▶ **Rows from a dataset**

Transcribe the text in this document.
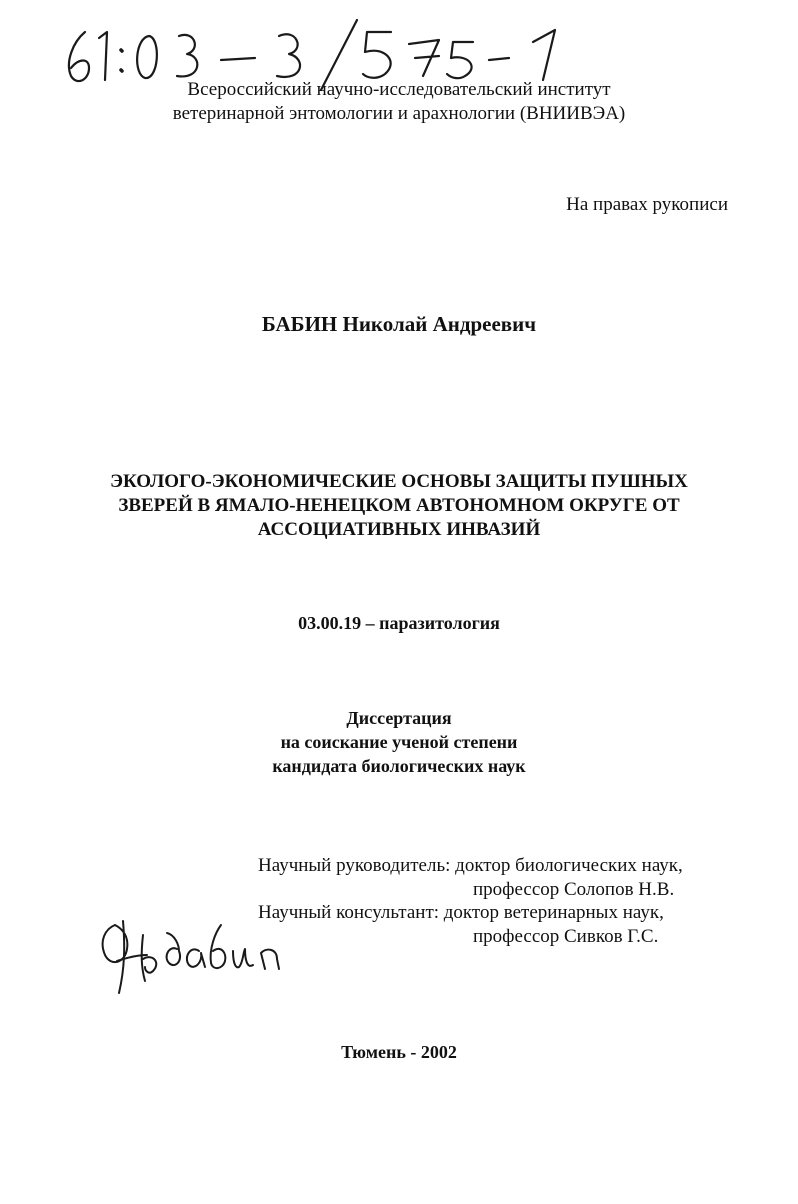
Всероссийский научно-исследовательский институт
ветеринарной энтомологии и арахнологии (ВНИИВЭА)
На правах рукописи
БАБИН Николай Андреевич
ЭКОЛОГО-ЭКОНОМИЧЕСКИЕ ОСНОВЫ ЗАЩИТЫ ПУШНЫХ
ЗВЕРЕЙ В ЯМАЛО-НЕНЕЦКОМ АВТОНОМНОМ ОКРУГЕ ОТ
АССОЦИАТИВНЫХ ИНВАЗИЙ
03.00.19 – паразитология
Диссертация
на соискание ученой степени
кандидата биологических наук
Научный руководитель: доктор биологических наук,
профессор Солопов Н.В.
Научный консультант: доктор ветеринарных наук,
профессор Сивков Г.С.
Тюмень - 2002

▶ **Goal**
Retype all of the entries exactly as written, leaving out any images.

▶ **Exercise response**
Transcribe the text in this document.
Всероссийский научно-исследовательский институт
ветеринарной энтомологии и арахнологии (ВНИИВЭА)
На правах рукописи
БАБИН Николай Андреевич
ЭКОЛОГО-ЭКОНОМИЧЕСКИЕ ОСНОВЫ ЗАЩИТЫ ПУШНЫХ
ЗВЕРЕЙ В ЯМАЛО-НЕНЕЦКОМ АВТОНОМНОМ ОКРУГЕ ОТ
АССОЦИАТИВНЫХ ИНВАЗИЙ
03.00.19 – паразитология
Диссертация
на соискание ученой степени
кандидата биологических наук
Научный руководитель: доктор биологических наук,
профессор Солопов Н.В.
Научный консультант: доктор ветеринарных наук,
профессор Сивков Г.С.
Тюмень - 2002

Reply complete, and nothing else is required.